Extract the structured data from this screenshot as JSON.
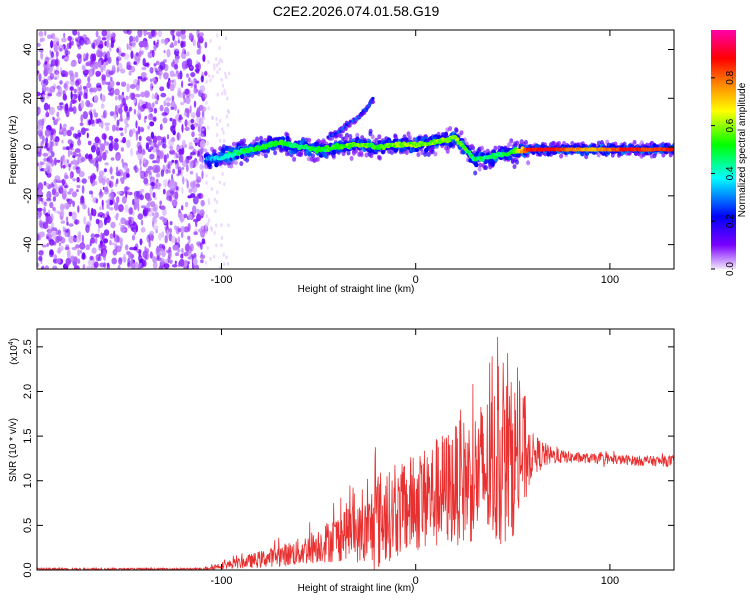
{
  "chart_data": [
    {
      "type": "heatmap",
      "title": "C2E2.2026.074.01.58.G19",
      "xlabel": "Height of straight line (km)",
      "ylabel": "Frequency (Hz)",
      "xlim": [
        -195,
        133
      ],
      "ylim": [
        -50,
        48
      ],
      "xticks": [
        -100,
        0,
        100
      ],
      "xticklabels": [
        "-100",
        "0",
        "100"
      ],
      "yticks": [
        40,
        20,
        0,
        -20,
        -40
      ],
      "yticklabels": [
        "40",
        "20",
        "0",
        "-20",
        "-40"
      ],
      "noise_region_end_km": -108,
      "ridge": {
        "description": "frequency of strongest spectral component versus height",
        "x": [
          -108,
          -100,
          -90,
          -80,
          -70,
          -60,
          -50,
          -40,
          -30,
          -20,
          -10,
          0,
          10,
          20,
          25,
          30,
          40,
          50,
          58,
          70,
          80,
          90,
          100,
          110,
          120,
          133
        ],
        "freq": [
          -5,
          -4,
          -2,
          0,
          2,
          0,
          -1,
          0,
          1,
          0,
          1,
          1,
          2,
          4,
          0,
          -5,
          -4,
          -2,
          -1,
          -1,
          -1,
          -1,
          -1,
          -1,
          -1,
          -1
        ],
        "amplitude": [
          0.3,
          0.4,
          0.45,
          0.5,
          0.5,
          0.45,
          0.5,
          0.5,
          0.55,
          0.5,
          0.55,
          0.55,
          0.55,
          0.55,
          0.5,
          0.45,
          0.45,
          0.5,
          0.85,
          0.9,
          0.75,
          0.7,
          0.75,
          0.9,
          0.8,
          0.85
        ]
      },
      "secondary_ridge": {
        "x": [
          -45,
          -40,
          -35,
          -30,
          -25,
          -22
        ],
        "freq": [
          4,
          6,
          9,
          12,
          16,
          20
        ]
      },
      "colorbar": {
        "label": "Normalized spectral amplitude",
        "range": [
          0,
          1
        ],
        "ticks": [
          0.0,
          0.2,
          0.4,
          0.6,
          0.8
        ],
        "ticklabels": [
          "0.0",
          "0.2",
          "0.4",
          "0.6",
          "0.8"
        ],
        "colors": [
          "#f2e6ff",
          "#7b00ff",
          "#0000ff",
          "#00ffff",
          "#00ff00",
          "#ffff00",
          "#ff7f00",
          "#ff0000",
          "#ff00aa"
        ]
      }
    },
    {
      "type": "line",
      "xlabel": "Height of straight line (km)",
      "ylabel": "SNR (10 * v/v)",
      "scale_label_main": "(x10",
      "scale_label_exp": "4",
      "scale_label_close": ")",
      "xlim": [
        -195,
        133
      ],
      "ylim": [
        0,
        2.7
      ],
      "xticks": [
        -100,
        0,
        100
      ],
      "xticklabels": [
        "-100",
        "0",
        "100"
      ],
      "yticks": [
        0.0,
        0.5,
        1.0,
        1.5,
        2.0,
        2.5
      ],
      "yticklabels": [
        "0.0",
        "0.5",
        "1.0",
        "1.5",
        "2.0",
        "2.5"
      ],
      "color": "#e83030",
      "envelope": {
        "x": [
          -195,
          -110,
          -100,
          -90,
          -80,
          -70,
          -60,
          -50,
          -40,
          -35,
          -30,
          -25,
          -20,
          -15,
          -10,
          -5,
          0,
          10,
          20,
          30,
          40,
          45,
          50,
          55,
          60,
          70,
          80,
          90,
          100,
          110,
          120,
          133
        ],
        "base": [
          0.01,
          0.01,
          0.05,
          0.08,
          0.12,
          0.16,
          0.2,
          0.28,
          0.36,
          0.45,
          0.4,
          0.42,
          0.55,
          0.6,
          0.62,
          0.7,
          0.75,
          0.85,
          0.95,
          1.05,
          1.15,
          1.2,
          1.25,
          1.3,
          1.3,
          1.28,
          1.26,
          1.25,
          1.24,
          1.23,
          1.22,
          1.22
        ],
        "spread": [
          0.02,
          0.02,
          0.05,
          0.08,
          0.12,
          0.15,
          0.2,
          0.25,
          0.35,
          0.4,
          0.4,
          0.5,
          0.75,
          0.65,
          0.6,
          0.7,
          0.7,
          0.8,
          0.85,
          0.95,
          1.15,
          1.2,
          1.1,
          0.95,
          0.3,
          0.12,
          0.08,
          0.07,
          0.07,
          0.07,
          0.07,
          0.08
        ],
        "peak": [
          0.02,
          0.02,
          0.12,
          0.2,
          0.33,
          0.38,
          0.55,
          0.62,
          0.8,
          0.95,
          0.97,
          1.05,
          1.55,
          1.2,
          1.2,
          1.35,
          1.3,
          1.55,
          1.8,
          2.1,
          2.55,
          2.7,
          2.45,
          2.1,
          1.55,
          1.45,
          1.38,
          1.36,
          1.35,
          1.34,
          1.34,
          1.35
        ]
      }
    }
  ]
}
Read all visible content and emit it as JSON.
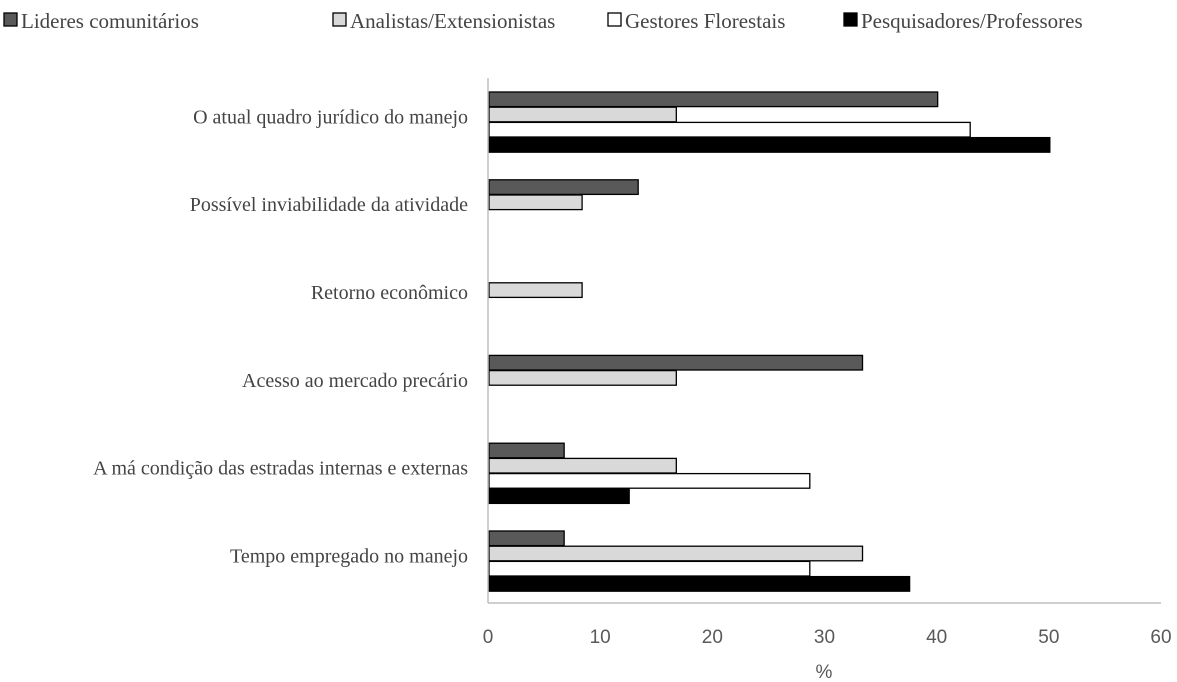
{
  "chart_data": {
    "type": "bar",
    "orientation": "horizontal",
    "title": "",
    "xlabel": "%",
    "ylabel": "",
    "xlim": [
      0,
      60
    ],
    "x_ticks": [
      "0",
      "10",
      "20",
      "30",
      "40",
      "50",
      "60"
    ],
    "grid": false,
    "legend_position": "top",
    "categories": [
      "O atual quadro jurídico do manejo",
      "Possível inviabilidade da atividade",
      "Retorno econômico",
      "Acesso ao mercado precário",
      "A má condição das estradas internas e externas",
      "Tempo empregado no manejo"
    ],
    "series": [
      {
        "name": "Lideres comunitários",
        "color": "#595959",
        "values": [
          40,
          13.3,
          0,
          33.3,
          6.7,
          6.7
        ]
      },
      {
        "name": "Analistas/Extensionistas",
        "color": "#d9d9d9",
        "values": [
          16.7,
          8.3,
          8.3,
          16.7,
          16.7,
          33.3
        ]
      },
      {
        "name": "Gestores Florestais",
        "color": "#ffffff",
        "values": [
          42.9,
          0,
          0,
          0,
          28.6,
          28.6
        ]
      },
      {
        "name": "Pesquisadores/Professores",
        "color": "#000000",
        "values": [
          50,
          0,
          0,
          0,
          12.5,
          37.5
        ]
      }
    ]
  }
}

[Short problem] Return the listing above word for word, with the pictures removed.

[Response]
Extract the structured data from this screenshot as JSON.
{
  "chart_data": [
    {
      "type": "heatmap",
      "title": "C2E2.2026.074.01.58.G19",
      "xlabel": "Height of straight line (km)",
      "ylabel": "Frequency (Hz)",
      "xlim": [
        -195,
        133
      ],
      "ylim": [
        -50,
        48
      ],
      "xticks": [
        -100,
        0,
        100
      ],
      "xticklabels": [
        "-100",
        "0",
        "100"
      ],
      "yticks": [
        40,
        20,
        0,
        -20,
        -40
      ],
      "yticklabels": [
        "40",
        "20",
        "0",
        "-20",
        "-40"
      ],
      "noise_region_end_km": -108,
      "ridge": {
        "description": "frequency of strongest spectral component versus height",
        "x": [
          -108,
          -100,
          -90,
          -80,
          -70,
          -60,
          -50,
          -40,
          -30,
          -20,
          -10,
          0,
          10,
          20,
          25,
          30,
          40,
          50,
          58,
          70,
          80,
          90,
          100,
          110,
          120,
          133
        ],
        "freq": [
          -5,
          -4,
          -2,
          0,
          2,
          0,
          -1,
          0,
          1,
          0,
          1,
          1,
          2,
          4,
          0,
          -5,
          -4,
          -2,
          -1,
          -1,
          -1,
          -1,
          -1,
          -1,
          -1,
          -1
        ],
        "amplitude": [
          0.3,
          0.4,
          0.45,
          0.5,
          0.5,
          0.45,
          0.5,
          0.5,
          0.55,
          0.5,
          0.55,
          0.55,
          0.55,
          0.55,
          0.5,
          0.45,
          0.45,
          0.5,
          0.85,
          0.9,
          0.75,
          0.7,
          0.75,
          0.9,
          0.8,
          0.85
        ]
      },
      "secondary_ridge": {
        "x": [
          -45,
          -40,
          -35,
          -30,
          -25,
          -22
        ],
        "freq": [
          4,
          6,
          9,
          12,
          16,
          20
        ]
      },
      "colorbar": {
        "label": "Normalized spectral amplitude",
        "range": [
          0,
          1
        ],
        "ticks": [
          0.0,
          0.2,
          0.4,
          0.6,
          0.8
        ],
        "ticklabels": [
          "0.0",
          "0.2",
          "0.4",
          "0.6",
          "0.8"
        ],
        "colors": [
          "#f2e6ff",
          "#7b00ff",
          "#0000ff",
          "#00ffff",
          "#00ff00",
          "#ffff00",
          "#ff7f00",
          "#ff0000",
          "#ff00aa"
        ]
      }
    },
    {
      "type": "line",
      "xlabel": "Height of straight line (km)",
      "ylabel": "SNR (10 * v/v)",
      "scale_label_main": "(x10",
      "scale_label_exp": "4",
      "scale_label_close": ")",
      "xlim": [
        -195,
        133
      ],
      "ylim": [
        0,
        2.7
      ],
      "xticks": [
        -100,
        0,
        100
      ],
      "xticklabels": [
        "-100",
        "0",
        "100"
      ],
      "yticks": [
        0.0,
        0.5,
        1.0,
        1.5,
        2.0,
        2.5
      ],
      "yticklabels": [
        "0.0",
        "0.5",
        "1.0",
        "1.5",
        "2.0",
        "2.5"
      ],
      "color": "#e83030",
      "envelope": {
        "x": [
          -195,
          -110,
          -100,
          -90,
          -80,
          -70,
          -60,
          -50,
          -40,
          -35,
          -30,
          -25,
          -20,
          -15,
          -10,
          -5,
          0,
          10,
          20,
          30,
          40,
          45,
          50,
          55,
          60,
          70,
          80,
          90,
          100,
          110,
          120,
          133
        ],
        "base": [
          0.01,
          0.01,
          0.05,
          0.08,
          0.12,
          0.16,
          0.2,
          0.28,
          0.36,
          0.45,
          0.4,
          0.42,
          0.55,
          0.6,
          0.62,
          0.7,
          0.75,
          0.85,
          0.95,
          1.05,
          1.15,
          1.2,
          1.25,
          1.3,
          1.3,
          1.28,
          1.26,
          1.25,
          1.24,
          1.23,
          1.22,
          1.22
        ],
        "spread": [
          0.02,
          0.02,
          0.05,
          0.08,
          0.12,
          0.15,
          0.2,
          0.25,
          0.35,
          0.4,
          0.4,
          0.5,
          0.75,
          0.65,
          0.6,
          0.7,
          0.7,
          0.8,
          0.85,
          0.95,
          1.15,
          1.2,
          1.1,
          0.95,
          0.3,
          0.12,
          0.08,
          0.07,
          0.07,
          0.07,
          0.07,
          0.08
        ],
        "peak": [
          0.02,
          0.02,
          0.12,
          0.2,
          0.33,
          0.38,
          0.55,
          0.62,
          0.8,
          0.95,
          0.97,
          1.05,
          1.55,
          1.2,
          1.2,
          1.35,
          1.3,
          1.55,
          1.8,
          2.1,
          2.55,
          2.7,
          2.45,
          2.1,
          1.55,
          1.45,
          1.38,
          1.36,
          1.35,
          1.34,
          1.34,
          1.35
        ]
      }
    }
  ]
}
Read all visible content and emit it as JSON.
{
  "chart_data": {
    "type": "bar",
    "orientation": "horizontal",
    "title": "",
    "xlabel": "%",
    "ylabel": "",
    "xlim": [
      0,
      60
    ],
    "x_ticks": [
      "0",
      "10",
      "20",
      "30",
      "40",
      "50",
      "60"
    ],
    "grid": false,
    "legend_position": "top",
    "categories": [
      "O atual quadro jurídico do manejo",
      "Possível inviabilidade da atividade",
      "Retorno econômico",
      "Acesso ao mercado precário",
      "A má condição das estradas internas e externas",
      "Tempo empregado no manejo"
    ],
    "series": [
      {
        "name": "Lideres comunitários",
        "color": "#595959",
        "values": [
          40,
          13.3,
          0,
          33.3,
          6.7,
          6.7
        ]
      },
      {
        "name": "Analistas/Extensionistas",
        "color": "#d9d9d9",
        "values": [
          16.7,
          8.3,
          8.3,
          16.7,
          16.7,
          33.3
        ]
      },
      {
        "name": "Gestores Florestais",
        "color": "#ffffff",
        "values": [
          42.9,
          0,
          0,
          0,
          28.6,
          28.6
        ]
      },
      {
        "name": "Pesquisadores/Professores",
        "color": "#000000",
        "values": [
          50,
          0,
          0,
          0,
          12.5,
          37.5
        ]
      }
    ]
  }
}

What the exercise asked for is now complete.